[STATED TASK]
Find each line containing the string "Documents". Copy it.

..............................

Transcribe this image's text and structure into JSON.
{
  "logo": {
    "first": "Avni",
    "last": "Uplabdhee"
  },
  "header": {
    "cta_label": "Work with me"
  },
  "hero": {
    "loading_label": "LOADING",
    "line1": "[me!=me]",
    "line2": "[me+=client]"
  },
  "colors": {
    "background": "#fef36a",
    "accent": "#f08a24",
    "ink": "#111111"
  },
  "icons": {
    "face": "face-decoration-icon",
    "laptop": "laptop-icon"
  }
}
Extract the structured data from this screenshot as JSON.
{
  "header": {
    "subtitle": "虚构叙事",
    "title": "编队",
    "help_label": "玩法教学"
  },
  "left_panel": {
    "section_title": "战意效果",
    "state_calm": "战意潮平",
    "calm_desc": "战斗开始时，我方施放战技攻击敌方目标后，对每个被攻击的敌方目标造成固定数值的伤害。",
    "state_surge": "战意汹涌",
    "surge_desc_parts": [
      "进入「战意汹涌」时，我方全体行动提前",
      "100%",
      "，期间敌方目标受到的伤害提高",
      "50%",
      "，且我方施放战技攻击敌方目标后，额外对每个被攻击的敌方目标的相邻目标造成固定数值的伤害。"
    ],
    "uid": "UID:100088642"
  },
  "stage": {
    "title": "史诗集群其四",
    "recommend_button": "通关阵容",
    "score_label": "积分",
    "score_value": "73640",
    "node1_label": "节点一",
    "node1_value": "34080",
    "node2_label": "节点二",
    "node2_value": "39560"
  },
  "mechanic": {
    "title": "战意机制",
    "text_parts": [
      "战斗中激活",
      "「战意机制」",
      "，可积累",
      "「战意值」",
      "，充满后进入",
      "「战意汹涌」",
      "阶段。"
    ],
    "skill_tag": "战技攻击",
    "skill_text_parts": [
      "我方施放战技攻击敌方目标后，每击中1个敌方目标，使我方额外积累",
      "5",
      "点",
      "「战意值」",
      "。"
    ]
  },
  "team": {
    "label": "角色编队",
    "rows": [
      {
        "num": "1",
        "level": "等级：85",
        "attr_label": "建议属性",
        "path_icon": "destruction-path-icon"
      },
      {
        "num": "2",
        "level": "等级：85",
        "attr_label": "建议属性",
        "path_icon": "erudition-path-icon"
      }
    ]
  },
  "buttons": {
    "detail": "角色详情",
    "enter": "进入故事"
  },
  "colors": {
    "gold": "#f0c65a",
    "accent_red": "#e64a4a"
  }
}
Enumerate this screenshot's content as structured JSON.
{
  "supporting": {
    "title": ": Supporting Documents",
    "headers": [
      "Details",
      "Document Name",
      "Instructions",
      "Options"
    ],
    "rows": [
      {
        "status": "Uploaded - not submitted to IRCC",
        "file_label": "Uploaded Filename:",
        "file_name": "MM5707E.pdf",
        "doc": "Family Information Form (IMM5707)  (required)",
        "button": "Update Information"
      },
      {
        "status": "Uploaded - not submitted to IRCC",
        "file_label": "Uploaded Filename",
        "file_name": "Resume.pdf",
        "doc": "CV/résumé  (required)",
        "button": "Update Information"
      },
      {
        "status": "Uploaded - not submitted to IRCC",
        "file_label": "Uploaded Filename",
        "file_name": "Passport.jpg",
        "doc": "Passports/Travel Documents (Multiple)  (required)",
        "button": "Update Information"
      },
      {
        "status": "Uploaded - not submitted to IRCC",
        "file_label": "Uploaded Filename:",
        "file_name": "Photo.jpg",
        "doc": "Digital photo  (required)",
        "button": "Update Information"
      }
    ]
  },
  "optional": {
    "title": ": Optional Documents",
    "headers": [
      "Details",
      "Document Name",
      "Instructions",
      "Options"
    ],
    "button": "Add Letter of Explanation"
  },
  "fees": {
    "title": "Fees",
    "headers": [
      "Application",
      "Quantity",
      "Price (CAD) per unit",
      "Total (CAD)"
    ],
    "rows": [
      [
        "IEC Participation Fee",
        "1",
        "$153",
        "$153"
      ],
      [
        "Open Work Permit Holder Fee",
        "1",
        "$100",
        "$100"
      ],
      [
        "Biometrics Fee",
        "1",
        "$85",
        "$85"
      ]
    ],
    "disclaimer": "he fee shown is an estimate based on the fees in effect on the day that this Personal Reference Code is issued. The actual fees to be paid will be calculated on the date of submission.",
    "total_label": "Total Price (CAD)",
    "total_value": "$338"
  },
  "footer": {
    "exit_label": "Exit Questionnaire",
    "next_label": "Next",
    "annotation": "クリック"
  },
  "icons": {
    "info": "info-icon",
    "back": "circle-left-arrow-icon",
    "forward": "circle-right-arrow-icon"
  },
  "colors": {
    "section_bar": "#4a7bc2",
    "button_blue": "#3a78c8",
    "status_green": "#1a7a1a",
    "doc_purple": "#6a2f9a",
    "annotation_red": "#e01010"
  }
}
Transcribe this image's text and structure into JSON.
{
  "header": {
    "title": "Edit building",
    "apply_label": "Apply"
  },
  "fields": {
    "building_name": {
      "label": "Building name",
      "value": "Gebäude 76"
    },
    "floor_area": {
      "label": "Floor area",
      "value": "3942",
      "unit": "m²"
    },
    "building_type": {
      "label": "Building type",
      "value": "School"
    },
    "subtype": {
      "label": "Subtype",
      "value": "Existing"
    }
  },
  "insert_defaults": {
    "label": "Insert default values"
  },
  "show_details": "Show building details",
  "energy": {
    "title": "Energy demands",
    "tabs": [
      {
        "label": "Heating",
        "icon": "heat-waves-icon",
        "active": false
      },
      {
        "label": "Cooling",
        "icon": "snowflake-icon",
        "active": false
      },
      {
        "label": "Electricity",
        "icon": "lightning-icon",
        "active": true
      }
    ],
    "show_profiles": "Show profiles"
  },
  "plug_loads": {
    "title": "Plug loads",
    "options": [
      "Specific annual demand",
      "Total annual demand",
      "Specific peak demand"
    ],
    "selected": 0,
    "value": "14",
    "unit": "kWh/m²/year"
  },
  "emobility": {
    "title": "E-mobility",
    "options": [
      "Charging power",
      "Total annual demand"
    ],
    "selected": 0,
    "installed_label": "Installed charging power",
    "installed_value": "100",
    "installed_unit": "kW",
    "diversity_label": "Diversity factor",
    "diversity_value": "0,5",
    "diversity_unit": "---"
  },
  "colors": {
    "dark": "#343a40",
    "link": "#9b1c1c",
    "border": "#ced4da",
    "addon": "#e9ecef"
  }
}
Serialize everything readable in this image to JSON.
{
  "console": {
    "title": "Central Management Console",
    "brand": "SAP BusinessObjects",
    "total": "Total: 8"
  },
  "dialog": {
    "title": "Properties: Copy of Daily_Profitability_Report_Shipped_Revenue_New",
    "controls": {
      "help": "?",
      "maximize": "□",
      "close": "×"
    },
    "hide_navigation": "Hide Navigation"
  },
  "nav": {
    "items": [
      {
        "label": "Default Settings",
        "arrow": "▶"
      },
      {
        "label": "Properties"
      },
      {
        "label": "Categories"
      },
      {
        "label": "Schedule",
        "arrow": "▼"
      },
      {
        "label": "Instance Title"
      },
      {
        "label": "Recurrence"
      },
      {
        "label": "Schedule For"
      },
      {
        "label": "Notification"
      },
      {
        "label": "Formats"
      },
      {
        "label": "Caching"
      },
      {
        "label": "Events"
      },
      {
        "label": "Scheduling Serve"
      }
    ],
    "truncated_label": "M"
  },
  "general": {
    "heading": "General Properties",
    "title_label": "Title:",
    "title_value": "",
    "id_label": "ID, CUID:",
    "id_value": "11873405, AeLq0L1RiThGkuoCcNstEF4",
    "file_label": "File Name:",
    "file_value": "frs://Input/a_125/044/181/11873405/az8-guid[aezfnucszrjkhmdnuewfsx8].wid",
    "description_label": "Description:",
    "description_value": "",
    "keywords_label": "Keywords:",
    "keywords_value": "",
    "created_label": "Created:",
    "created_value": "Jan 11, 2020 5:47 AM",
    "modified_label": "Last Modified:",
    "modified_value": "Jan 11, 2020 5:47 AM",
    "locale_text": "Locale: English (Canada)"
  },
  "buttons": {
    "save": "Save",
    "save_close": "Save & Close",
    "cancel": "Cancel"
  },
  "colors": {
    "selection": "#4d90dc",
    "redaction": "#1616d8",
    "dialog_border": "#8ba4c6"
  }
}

..............................

[RESULT OF THE EXERCISE]
    "title": ": Supporting Documents",
        "doc": "Passports/Travel Documents (Multiple)  (required)",
    "title": ": Optional Documents",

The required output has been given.